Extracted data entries
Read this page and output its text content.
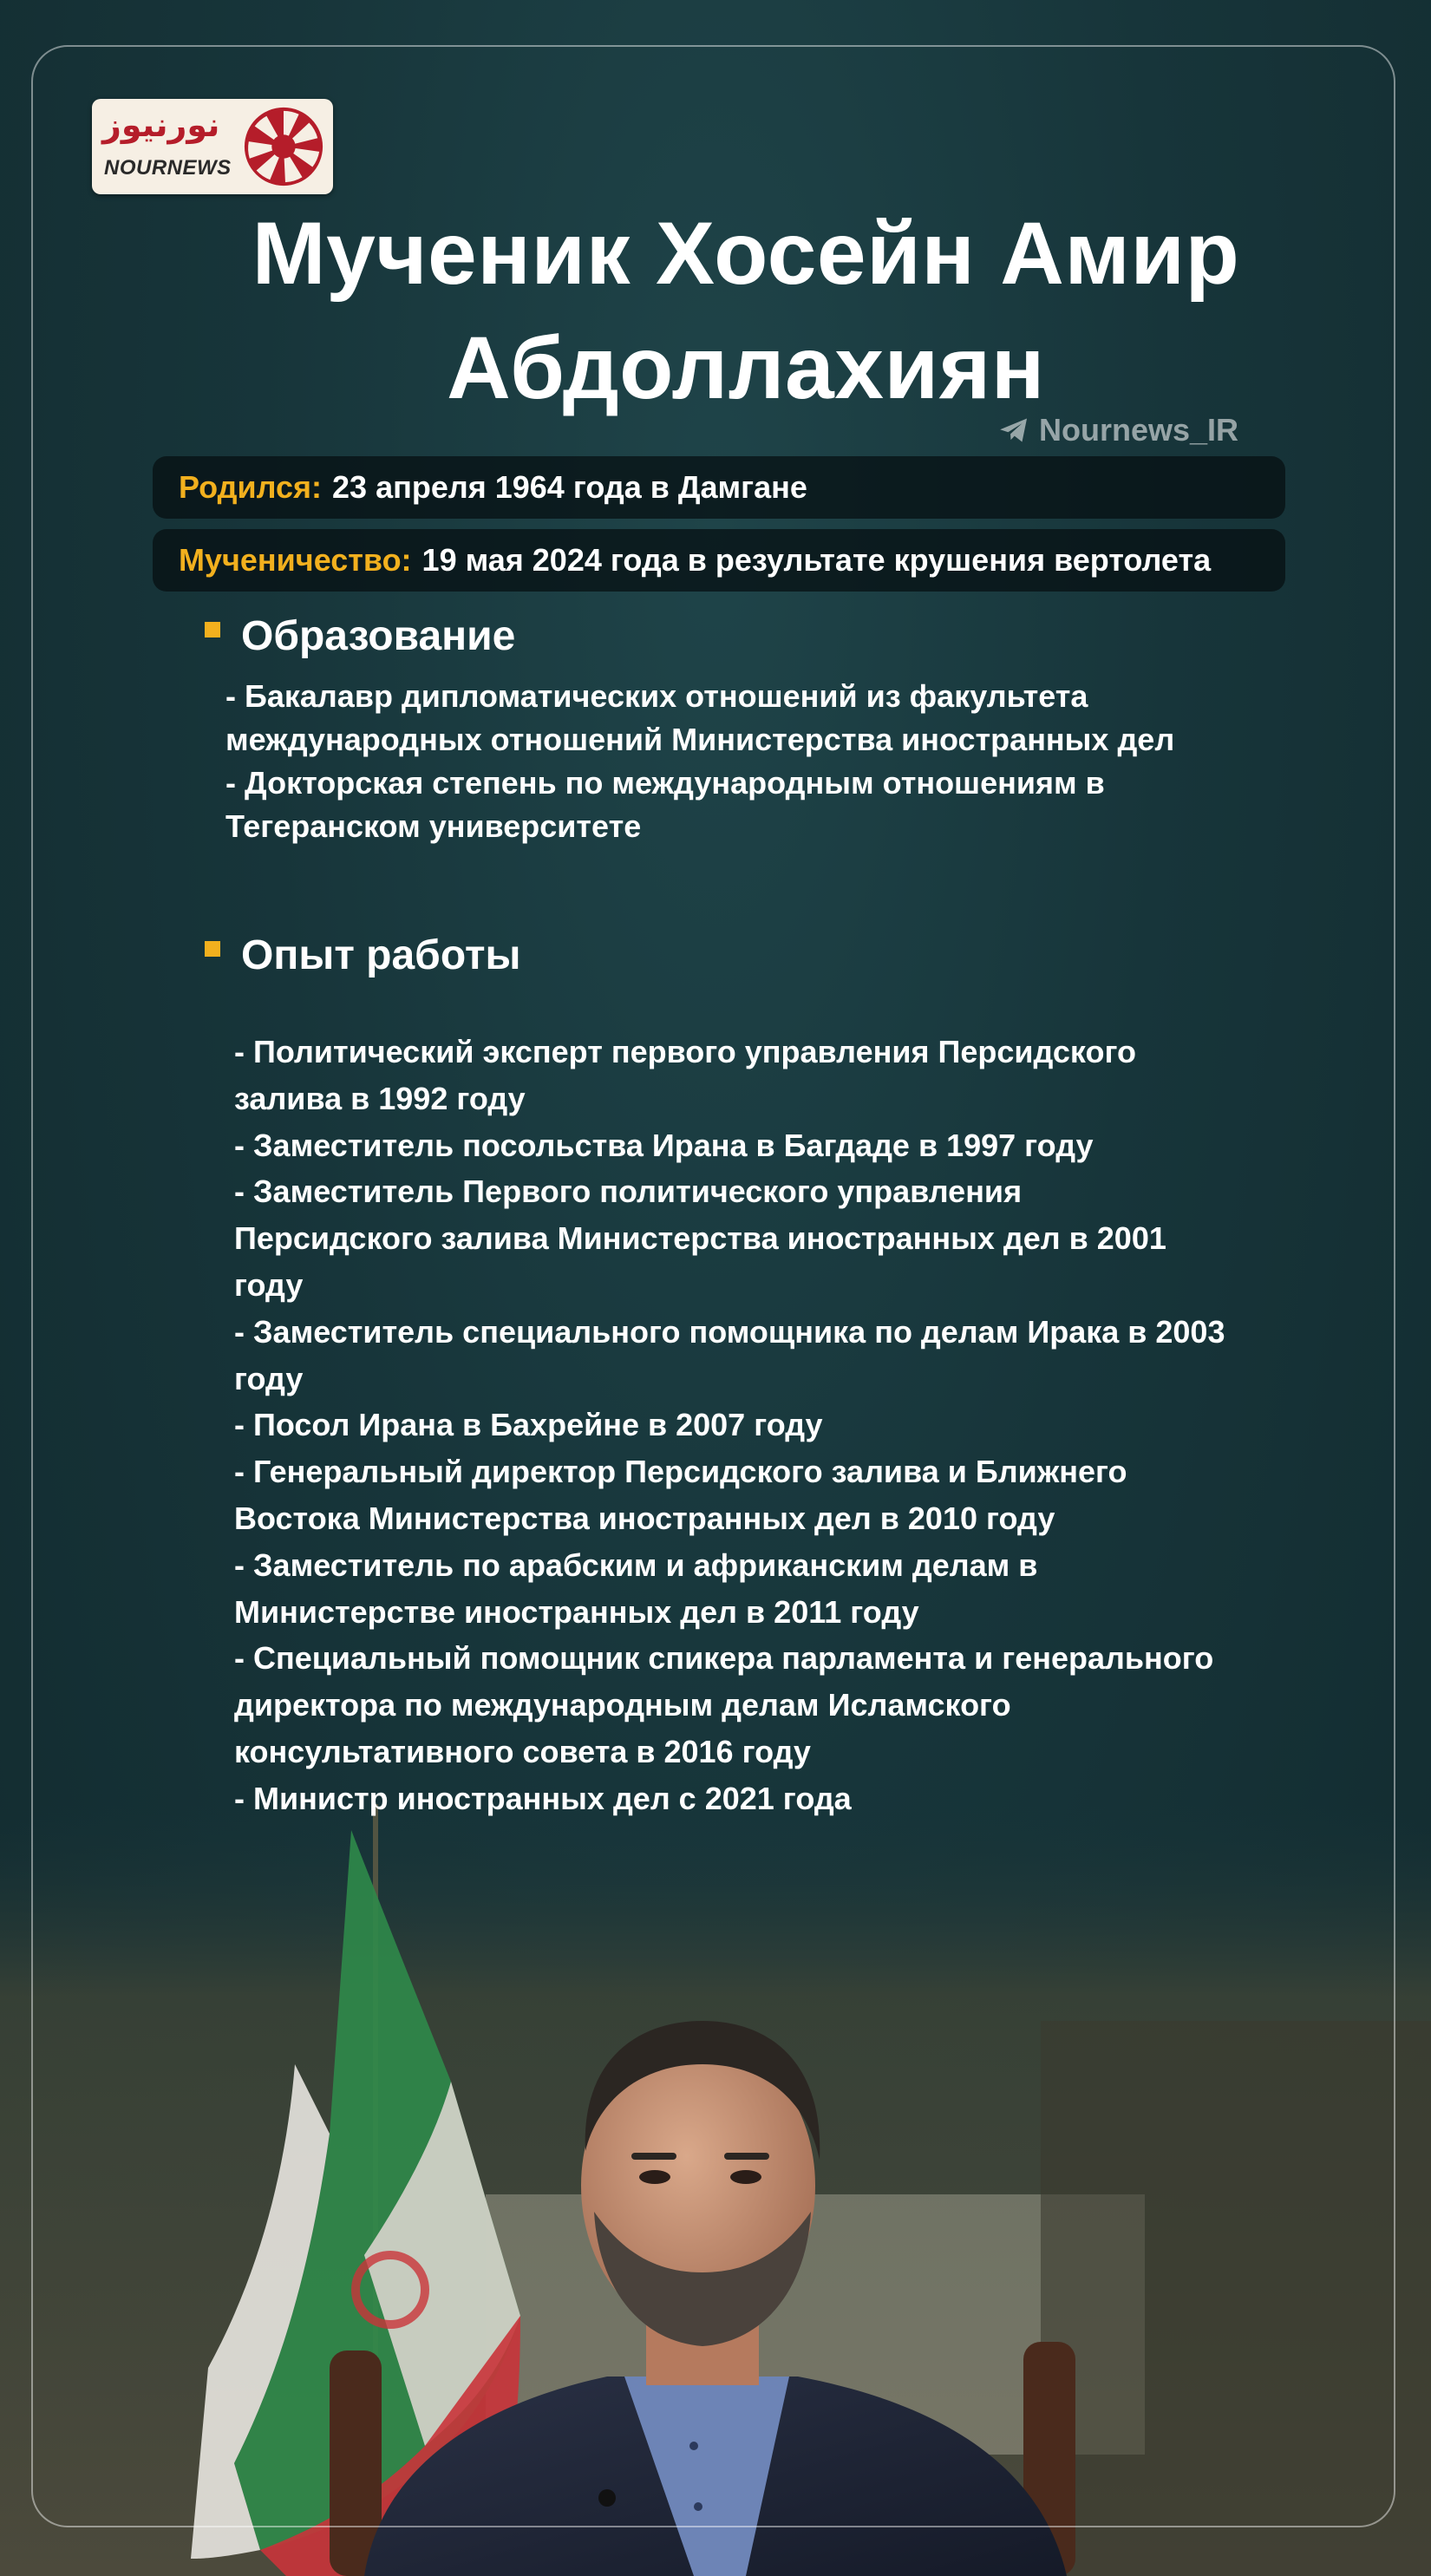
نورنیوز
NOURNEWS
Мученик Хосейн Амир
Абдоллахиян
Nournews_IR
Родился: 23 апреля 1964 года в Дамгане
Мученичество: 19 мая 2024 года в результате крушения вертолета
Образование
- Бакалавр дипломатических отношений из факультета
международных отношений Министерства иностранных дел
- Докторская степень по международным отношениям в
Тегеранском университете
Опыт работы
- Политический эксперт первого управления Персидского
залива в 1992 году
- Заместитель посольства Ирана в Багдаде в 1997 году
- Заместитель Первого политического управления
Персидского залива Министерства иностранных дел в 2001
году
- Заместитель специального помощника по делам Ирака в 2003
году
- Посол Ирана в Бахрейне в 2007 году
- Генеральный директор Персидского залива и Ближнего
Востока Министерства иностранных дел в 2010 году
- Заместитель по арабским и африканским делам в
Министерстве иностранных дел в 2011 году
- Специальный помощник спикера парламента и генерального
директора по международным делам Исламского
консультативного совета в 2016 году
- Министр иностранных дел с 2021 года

---

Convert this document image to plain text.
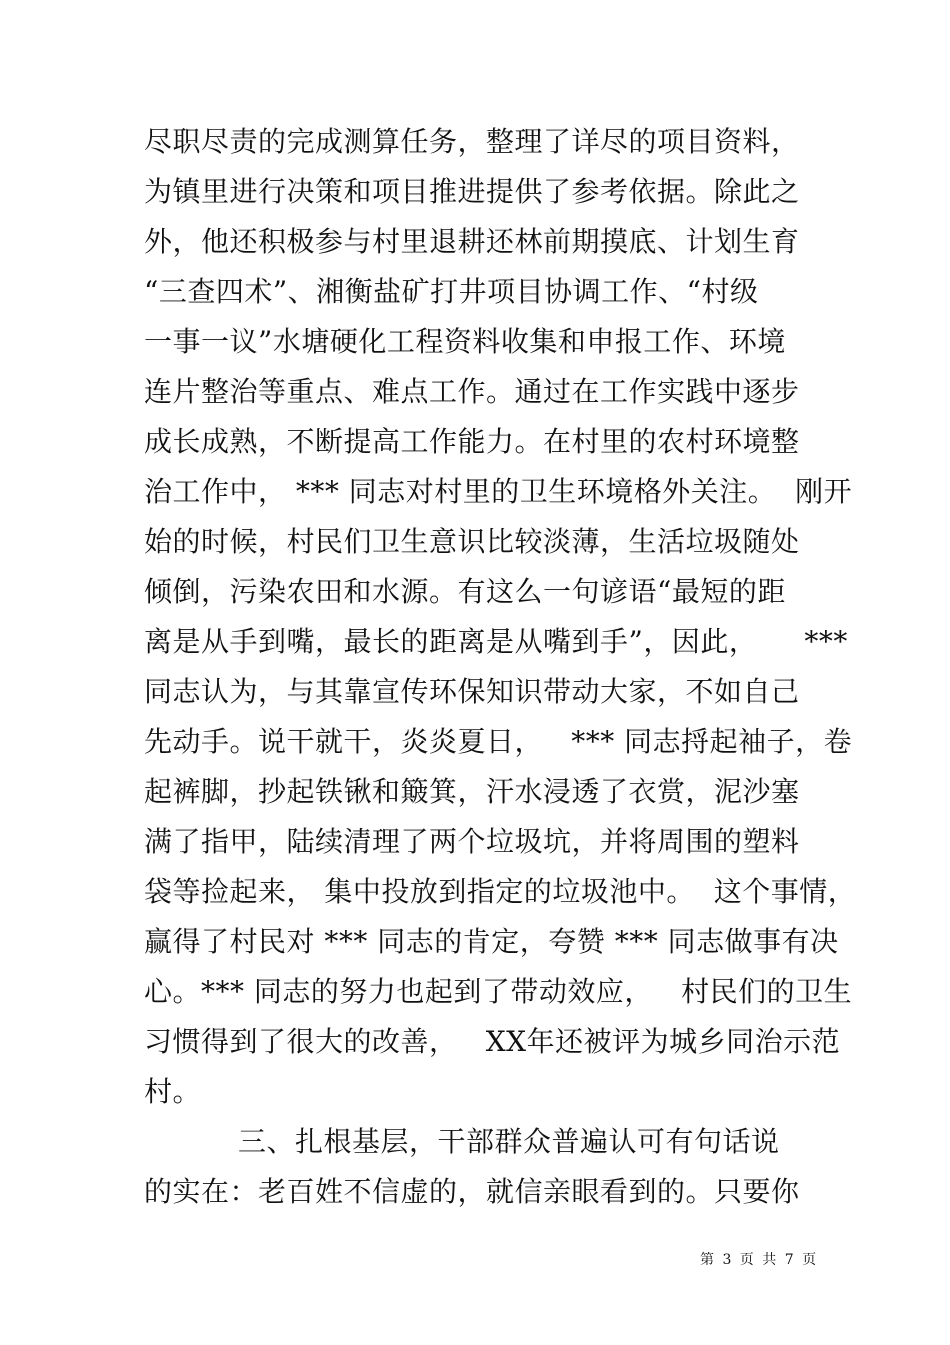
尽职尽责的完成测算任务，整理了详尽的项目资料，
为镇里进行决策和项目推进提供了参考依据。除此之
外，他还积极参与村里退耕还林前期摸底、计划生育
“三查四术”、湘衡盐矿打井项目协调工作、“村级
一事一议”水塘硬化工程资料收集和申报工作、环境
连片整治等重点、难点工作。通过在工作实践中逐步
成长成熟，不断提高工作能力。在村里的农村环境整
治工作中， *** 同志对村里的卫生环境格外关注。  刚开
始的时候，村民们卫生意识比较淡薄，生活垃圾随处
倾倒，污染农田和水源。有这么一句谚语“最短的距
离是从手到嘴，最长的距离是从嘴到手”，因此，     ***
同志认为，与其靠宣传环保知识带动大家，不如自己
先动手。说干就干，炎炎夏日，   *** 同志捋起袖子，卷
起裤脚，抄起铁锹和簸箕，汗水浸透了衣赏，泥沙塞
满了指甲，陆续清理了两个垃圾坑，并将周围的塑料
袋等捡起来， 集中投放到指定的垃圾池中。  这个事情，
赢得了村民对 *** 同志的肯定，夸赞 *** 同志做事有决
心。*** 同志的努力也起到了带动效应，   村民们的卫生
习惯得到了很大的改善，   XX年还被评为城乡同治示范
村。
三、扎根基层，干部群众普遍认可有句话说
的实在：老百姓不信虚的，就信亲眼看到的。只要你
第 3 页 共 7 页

YOUR INSTRUCTIONS: In the records above, find each line with the word "году" and copy it.

OUTPUT OF THE EXERCISE:
залива в 1992 году
- Заместитель посольства Ирана в Багдаде в 1997 году
году
году
- Посол Ирана в Бахрейне в 2007 году
Востока Министерства иностранных дел в 2010 году
Министерстве иностранных дел в 2011 году
консультативного совета в 2016 году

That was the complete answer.